The task
Nothing in the data should change when you return it, but leave the pictures out.

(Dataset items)
------------------------------------
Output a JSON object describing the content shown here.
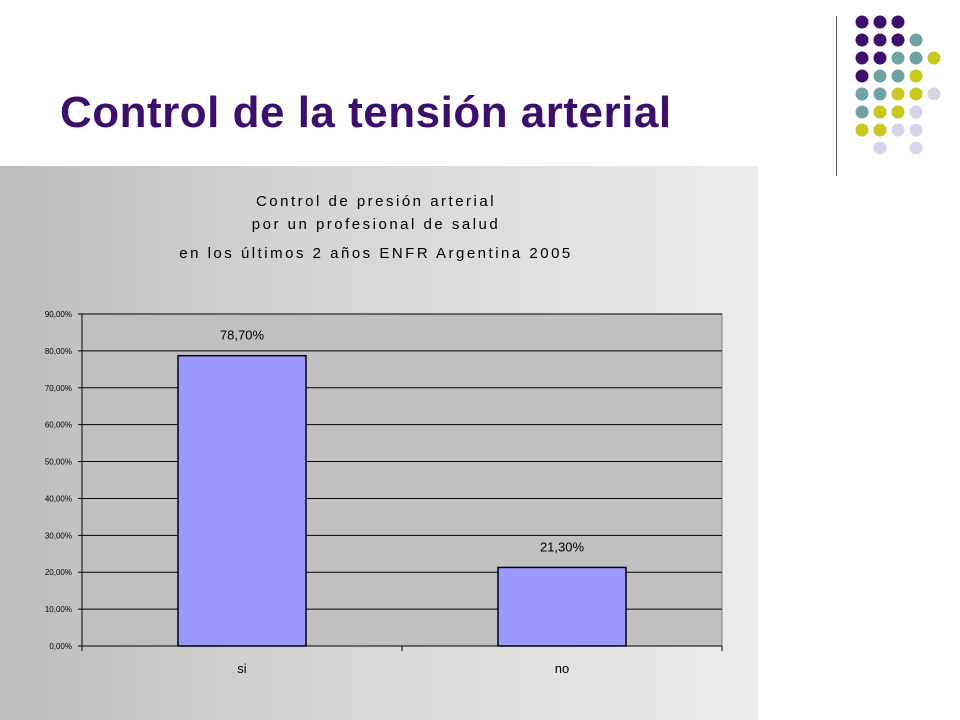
{
  "slide": {
    "title": "Control de la tensión arterial"
  },
  "decoration": {
    "dot_colors": {
      "purple": "#3b0f6b",
      "teal": "#6fa3a3",
      "yellow": "#c8c81e",
      "lavender": "#d6d6ea"
    }
  },
  "colors": {
    "bar": "#9999ff",
    "plot_bg": "#c0c0c0",
    "title": "#3b0f6b"
  },
  "chart_data": {
    "type": "bar",
    "title_lines": [
      "Control de presión arterial",
      "por un profesional de salud",
      "en los últimos 2 años  ENFR Argentina 2005"
    ],
    "categories": [
      "si",
      "no"
    ],
    "values": [
      78.7,
      21.3
    ],
    "data_labels": [
      "78,70%",
      "21,30%"
    ],
    "y_ticks": [
      "0,00%",
      "10,00%",
      "20,00%",
      "30,00%",
      "40,00%",
      "50,00%",
      "60,00%",
      "70,00%",
      "80,00%",
      "90,00%"
    ],
    "ylim": [
      0,
      90
    ],
    "grid": true,
    "legend": "none"
  }
}
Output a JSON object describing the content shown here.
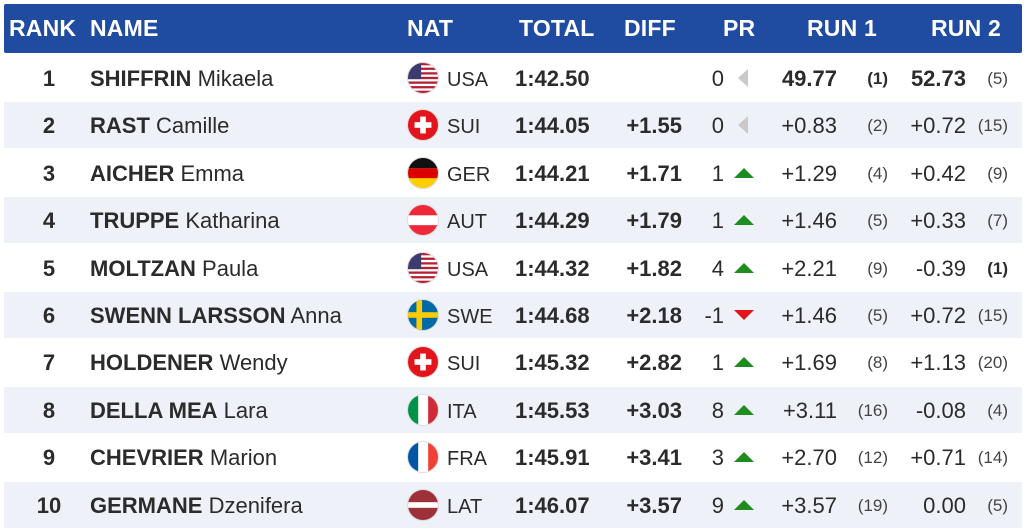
{
  "colors": {
    "header_bg": "#1f4ba0",
    "alt_row": "#eef1f8",
    "up": "#1e8c1e",
    "down": "#e2141c",
    "same": "#c9c9c9"
  },
  "header": {
    "rank": "RANK",
    "name": "NAME",
    "nat": "NAT",
    "total": "TOTAL",
    "diff": "DIFF",
    "pr": "PR",
    "run1": "RUN 1",
    "run2": "RUN 2"
  },
  "rows": [
    {
      "rank": "1",
      "last": "SHIFFRIN",
      "first": "Mikaela",
      "flag": "usa-flag-icon",
      "nat": "USA",
      "total": "1:42.50",
      "diff": "",
      "pr": "0",
      "trend": "same",
      "run1": "49.77",
      "run1_pos": "(1)",
      "run1_bold": true,
      "run2": "52.73",
      "run2_pos": "(5)",
      "run2_bold": true,
      "run2_pos_bold": false
    },
    {
      "rank": "2",
      "last": "RAST",
      "first": "Camille",
      "flag": "sui-flag-icon",
      "nat": "SUI",
      "total": "1:44.05",
      "diff": "+1.55",
      "pr": "0",
      "trend": "same",
      "run1": "+0.83",
      "run1_pos": "(2)",
      "run1_bold": false,
      "run2": "+0.72",
      "run2_pos": "(15)",
      "run2_bold": false,
      "run2_pos_bold": false
    },
    {
      "rank": "3",
      "last": "AICHER",
      "first": "Emma",
      "flag": "ger-flag-icon",
      "nat": "GER",
      "total": "1:44.21",
      "diff": "+1.71",
      "pr": "1",
      "trend": "up",
      "run1": "+1.29",
      "run1_pos": "(4)",
      "run1_bold": false,
      "run2": "+0.42",
      "run2_pos": "(9)",
      "run2_bold": false,
      "run2_pos_bold": false
    },
    {
      "rank": "4",
      "last": "TRUPPE",
      "first": "Katharina",
      "flag": "aut-flag-icon",
      "nat": "AUT",
      "total": "1:44.29",
      "diff": "+1.79",
      "pr": "1",
      "trend": "up",
      "run1": "+1.46",
      "run1_pos": "(5)",
      "run1_bold": false,
      "run2": "+0.33",
      "run2_pos": "(7)",
      "run2_bold": false,
      "run2_pos_bold": false
    },
    {
      "rank": "5",
      "last": "MOLTZAN",
      "first": "Paula",
      "flag": "usa-flag-icon",
      "nat": "USA",
      "total": "1:44.32",
      "diff": "+1.82",
      "pr": "4",
      "trend": "up",
      "run1": "+2.21",
      "run1_pos": "(9)",
      "run1_bold": false,
      "run2": "-0.39",
      "run2_pos": "(1)",
      "run2_bold": false,
      "run2_pos_bold": true
    },
    {
      "rank": "6",
      "last": "SWENN LARSSON",
      "first": "Anna",
      "flag": "swe-flag-icon",
      "nat": "SWE",
      "total": "1:44.68",
      "diff": "+2.18",
      "pr": "-1",
      "trend": "down",
      "run1": "+1.46",
      "run1_pos": "(5)",
      "run1_bold": false,
      "run2": "+0.72",
      "run2_pos": "(15)",
      "run2_bold": false,
      "run2_pos_bold": false
    },
    {
      "rank": "7",
      "last": "HOLDENER",
      "first": "Wendy",
      "flag": "sui-flag-icon",
      "nat": "SUI",
      "total": "1:45.32",
      "diff": "+2.82",
      "pr": "1",
      "trend": "up",
      "run1": "+1.69",
      "run1_pos": "(8)",
      "run1_bold": false,
      "run2": "+1.13",
      "run2_pos": "(20)",
      "run2_bold": false,
      "run2_pos_bold": false
    },
    {
      "rank": "8",
      "last": "DELLA MEA",
      "first": "Lara",
      "flag": "ita-flag-icon",
      "nat": "ITA",
      "total": "1:45.53",
      "diff": "+3.03",
      "pr": "8",
      "trend": "up",
      "run1": "+3.11",
      "run1_pos": "(16)",
      "run1_bold": false,
      "run2": "-0.08",
      "run2_pos": "(4)",
      "run2_bold": false,
      "run2_pos_bold": false
    },
    {
      "rank": "9",
      "last": "CHEVRIER",
      "first": "Marion",
      "flag": "fra-flag-icon",
      "nat": "FRA",
      "total": "1:45.91",
      "diff": "+3.41",
      "pr": "3",
      "trend": "up",
      "run1": "+2.70",
      "run1_pos": "(12)",
      "run1_bold": false,
      "run2": "+0.71",
      "run2_pos": "(14)",
      "run2_bold": false,
      "run2_pos_bold": false
    },
    {
      "rank": "10",
      "last": "GERMANE",
      "first": "Dzenifera",
      "flag": "lat-flag-icon",
      "nat": "LAT",
      "total": "1:46.07",
      "diff": "+3.57",
      "pr": "9",
      "trend": "up",
      "run1": "+3.57",
      "run1_pos": "(19)",
      "run1_bold": false,
      "run2": "0.00",
      "run2_pos": "(5)",
      "run2_bold": false,
      "run2_pos_bold": false
    }
  ]
}
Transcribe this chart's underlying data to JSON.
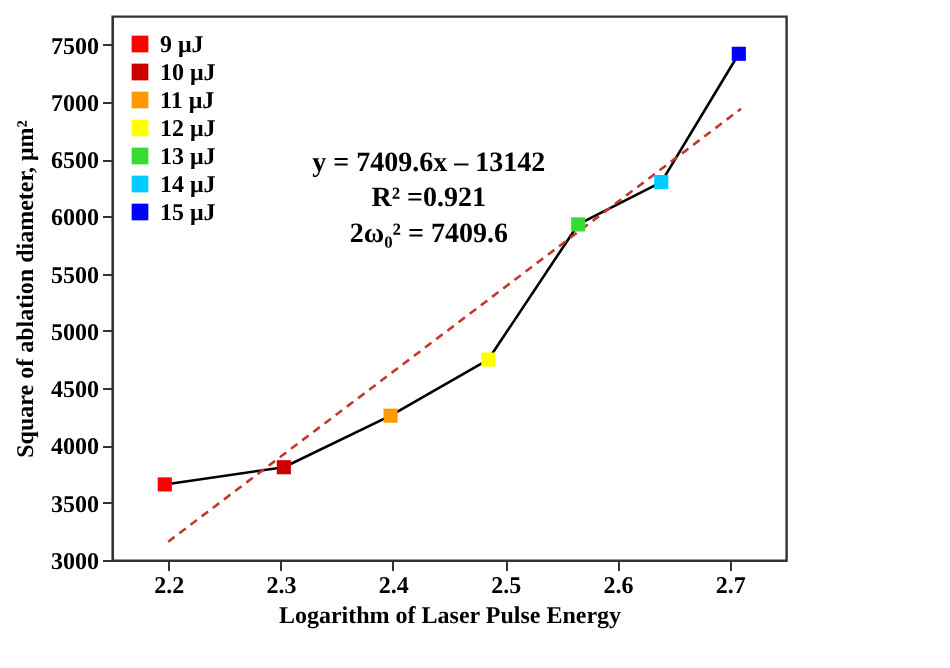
------------------------------------
Finished task
Output a JSON object describing the content shown here.
{
  "slide": {
    "title": "Control de la tensión arterial"
  },
  "decoration": {
    "dot_colors": {
      "purple": "#3b0f6b",
      "teal": "#6fa3a3",
      "yellow": "#c8c81e",
      "lavender": "#d6d6ea"
    }
  },
  "colors": {
    "bar": "#9999ff",
    "plot_bg": "#c0c0c0",
    "title": "#3b0f6b"
  },
  "chart_data": {
    "type": "bar",
    "title_lines": [
      "Control de presión arterial",
      "por un profesional de salud",
      "en los últimos 2 años  ENFR Argentina 2005"
    ],
    "categories": [
      "si",
      "no"
    ],
    "values": [
      78.7,
      21.3
    ],
    "data_labels": [
      "78,70%",
      "21,30%"
    ],
    "y_ticks": [
      "0,00%",
      "10,00%",
      "20,00%",
      "30,00%",
      "40,00%",
      "50,00%",
      "60,00%",
      "70,00%",
      "80,00%",
      "90,00%"
    ],
    "ylim": [
      0,
      90
    ],
    "grid": true,
    "legend": "none"
  }
}
Output a JSON object describing the content shown here.
{
  "colors": {
    "header_bg": "#1f4ba0",
    "alt_row": "#eef1f8",
    "up": "#1e8c1e",
    "down": "#e2141c",
    "same": "#c9c9c9"
  },
  "header": {
    "rank": "RANK",
    "name": "NAME",
    "nat": "NAT",
    "total": "TOTAL",
    "diff": "DIFF",
    "pr": "PR",
    "run1": "RUN 1",
    "run2": "RUN 2"
  },
  "rows": [
    {
      "rank": "1",
      "last": "SHIFFRIN",
      "first": "Mikaela",
      "flag": "usa-flag-icon",
      "nat": "USA",
      "total": "1:42.50",
      "diff": "",
      "pr": "0",
      "trend": "same",
      "run1": "49.77",
      "run1_pos": "(1)",
      "run1_bold": true,
      "run2": "52.73",
      "run2_pos": "(5)",
      "run2_bold": true,
      "run2_pos_bold": false
    },
    {
      "rank": "2",
      "last": "RAST",
      "first": "Camille",
      "flag": "sui-flag-icon",
      "nat": "SUI",
      "total": "1:44.05",
      "diff": "+1.55",
      "pr": "0",
      "trend": "same",
      "run1": "+0.83",
      "run1_pos": "(2)",
      "run1_bold": false,
      "run2": "+0.72",
      "run2_pos": "(15)",
      "run2_bold": false,
      "run2_pos_bold": false
    },
    {
      "rank": "3",
      "last": "AICHER",
      "first": "Emma",
      "flag": "ger-flag-icon",
      "nat": "GER",
      "total": "1:44.21",
      "diff": "+1.71",
      "pr": "1",
      "trend": "up",
      "run1": "+1.29",
      "run1_pos": "(4)",
      "run1_bold": false,
      "run2": "+0.42",
      "run2_pos": "(9)",
      "run2_bold": false,
      "run2_pos_bold": false
    },
    {
      "rank": "4",
      "last": "TRUPPE",
      "first": "Katharina",
      "flag": "aut-flag-icon",
      "nat": "AUT",
      "total": "1:44.29",
      "diff": "+1.79",
      "pr": "1",
      "trend": "up",
      "run1": "+1.46",
      "run1_pos": "(5)",
      "run1_bold": false,
      "run2": "+0.33",
      "run2_pos": "(7)",
      "run2_bold": false,
      "run2_pos_bold": false
    },
    {
      "rank": "5",
      "last": "MOLTZAN",
      "first": "Paula",
      "flag": "usa-flag-icon",
      "nat": "USA",
      "total": "1:44.32",
      "diff": "+1.82",
      "pr": "4",
      "trend": "up",
      "run1": "+2.21",
      "run1_pos": "(9)",
      "run1_bold": false,
      "run2": "-0.39",
      "run2_pos": "(1)",
      "run2_bold": false,
      "run2_pos_bold": true
    },
    {
      "rank": "6",
      "last": "SWENN LARSSON",
      "first": "Anna",
      "flag": "swe-flag-icon",
      "nat": "SWE",
      "total": "1:44.68",
      "diff": "+2.18",
      "pr": "-1",
      "trend": "down",
      "run1": "+1.46",
      "run1_pos": "(5)",
      "run1_bold": false,
      "run2": "+0.72",
      "run2_pos": "(15)",
      "run2_bold": false,
      "run2_pos_bold": false
    },
    {
      "rank": "7",
      "last": "HOLDENER",
      "first": "Wendy",
      "flag": "sui-flag-icon",
      "nat": "SUI",
      "total": "1:45.32",
      "diff": "+2.82",
      "pr": "1",
      "trend": "up",
      "run1": "+1.69",
      "run1_pos": "(8)",
      "run1_bold": false,
      "run2": "+1.13",
      "run2_pos": "(20)",
      "run2_bold": false,
      "run2_pos_bold": false
    },
    {
      "rank": "8",
      "last": "DELLA MEA",
      "first": "Lara",
      "flag": "ita-flag-icon",
      "nat": "ITA",
      "total": "1:45.53",
      "diff": "+3.03",
      "pr": "8",
      "trend": "up",
      "run1": "+3.11",
      "run1_pos": "(16)",
      "run1_bold": false,
      "run2": "-0.08",
      "run2_pos": "(4)",
      "run2_bold": false,
      "run2_pos_bold": false
    },
    {
      "rank": "9",
      "last": "CHEVRIER",
      "first": "Marion",
      "flag": "fra-flag-icon",
      "nat": "FRA",
      "total": "1:45.91",
      "diff": "+3.41",
      "pr": "3",
      "trend": "up",
      "run1": "+2.70",
      "run1_pos": "(12)",
      "run1_bold": false,
      "run2": "+0.71",
      "run2_pos": "(14)",
      "run2_bold": false,
      "run2_pos_bold": false
    },
    {
      "rank": "10",
      "last": "GERMANE",
      "first": "Dzenifera",
      "flag": "lat-flag-icon",
      "nat": "LAT",
      "total": "1:46.07",
      "diff": "+3.57",
      "pr": "9",
      "trend": "up",
      "run1": "+3.57",
      "run1_pos": "(19)",
      "run1_bold": false,
      "run2": "0.00",
      "run2_pos": "(5)",
      "run2_bold": false,
      "run2_pos_bold": false
    }
  ]
}
Transcribe this chart's underlying data to JSON.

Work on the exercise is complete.